**Stated problem A:** From the article on September hiring below, quote the section that begins at the words "The Fed has" and stops after the words "allay that concern.".

**Text shown:**
━━━━━━━━
Last month’s job growth jumped from a 227,000 increase in August, which was revised sharply higher. July’s gain was also more than had been initially estimated. The economy has now added an average of 266,000 jobs a month for the past three months, a streak that could make it likelier that the Federal Reserve will raise its key rate again before year’s end as it continues its drive to tame inflation.
Friday’s report from the Labor Department also showed that the unemployment rate was unchanged at 3.8%, not far above a half-century low.
The job market has defied an array of threats this year, notably high inflation and the rapid series of Fed interest rate hikes that were intended to conquer it. Though the Fed’s hikes have made loans much costlier, steady job growth has helped fuel consumer spending and kept the economy growing, defying long-standing predictions of a forthcoming recession.
The jobs data sets up some difficult decisions for Chair Jerome Powell and other Fed policymakers. Solid hiring could lead them to raise their key rate in November or December, because strong job gains suggest an economy growing too fast for inflation to cool. By raising borrowing costs, the Fed intends to slow spending by businesses and consumers.
Yet some data in Friday’s jobs report raised the possibility that inflation could still ease even as hiring stays healthy. Notably, wage growth slowed in September, with average hourly pay rising 4.2% from a year earlier. That is still solid and slightly above inflation, but it was the slowest such figure in more than two years.
The Fed has been concerned that if pay rises too fast, companies will boost prices to cover higher labor costs, thereby fueling inflation. September’s slower pace of wage growth might help allay that concern.
In addition, long-term interest rates have spiked in the past two months, making loans more expensive across the economy and potentially serving as a brake on economic growth and inflation. Mortgage rates have jumped to 7.5%, the highest level in 23 years.
“It’s a pretty solid report and perhaps it makes the Fed a little bit more nervous just given the overall strength of the jobs market,” said Sarah House, senior economist at Wells Fargo. But the jump in interest rates “is doing some of the Fed’s work for it, and that makes another hike less compelling.”
Other threats to the economy have also emerged in recent weeks, including the resumption of student loan payments, widening labor strikes and the ongoing threat of a government shutdown. It’s possible those challenges could help persuade the Fed to leave rates unchanged through year’s end.
━━━━━━━━
**Material provided:**
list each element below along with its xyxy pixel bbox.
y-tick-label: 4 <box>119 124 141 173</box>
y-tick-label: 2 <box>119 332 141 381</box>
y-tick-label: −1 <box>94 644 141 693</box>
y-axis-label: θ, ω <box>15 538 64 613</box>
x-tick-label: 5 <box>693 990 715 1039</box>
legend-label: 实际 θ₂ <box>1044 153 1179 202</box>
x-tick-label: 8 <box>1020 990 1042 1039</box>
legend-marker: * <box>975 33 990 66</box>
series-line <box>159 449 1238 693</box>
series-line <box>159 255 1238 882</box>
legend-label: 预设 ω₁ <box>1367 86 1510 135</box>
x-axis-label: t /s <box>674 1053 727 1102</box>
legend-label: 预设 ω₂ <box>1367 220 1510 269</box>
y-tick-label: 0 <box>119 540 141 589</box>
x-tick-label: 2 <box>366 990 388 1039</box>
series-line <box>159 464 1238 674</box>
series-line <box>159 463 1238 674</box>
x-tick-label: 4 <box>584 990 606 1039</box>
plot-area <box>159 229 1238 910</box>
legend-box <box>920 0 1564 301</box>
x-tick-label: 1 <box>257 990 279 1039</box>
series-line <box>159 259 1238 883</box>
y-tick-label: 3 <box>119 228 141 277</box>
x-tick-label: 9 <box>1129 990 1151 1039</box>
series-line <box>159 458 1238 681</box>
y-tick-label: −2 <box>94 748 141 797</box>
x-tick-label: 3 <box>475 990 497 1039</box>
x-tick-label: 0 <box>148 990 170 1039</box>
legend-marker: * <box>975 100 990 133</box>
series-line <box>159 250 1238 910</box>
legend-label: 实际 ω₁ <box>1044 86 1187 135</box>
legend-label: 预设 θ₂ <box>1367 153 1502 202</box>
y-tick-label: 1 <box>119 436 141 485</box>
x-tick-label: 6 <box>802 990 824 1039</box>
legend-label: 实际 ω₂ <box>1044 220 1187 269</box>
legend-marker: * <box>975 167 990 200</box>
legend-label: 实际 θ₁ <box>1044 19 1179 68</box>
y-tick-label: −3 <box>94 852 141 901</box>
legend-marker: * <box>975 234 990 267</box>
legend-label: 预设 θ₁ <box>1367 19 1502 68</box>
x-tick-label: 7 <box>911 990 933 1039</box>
━━━━━━━━
**Stated problem B:** Gather every line in the rows above that contains the string "marker".

**Exercise answer A:**
The Fed has been concerned that if pay rises too fast, companies will boost prices to cover higher labor costs, thereby fueling inflation. September’s slower pace of wage growth might help allay that concern.

**Exercise answer B:**
legend-marker: * <box>975 33 990 66</box>
legend-marker: * <box>975 100 990 133</box>
legend-marker: * <box>975 167 990 200</box>
legend-marker: * <box>975 234 990 267</box>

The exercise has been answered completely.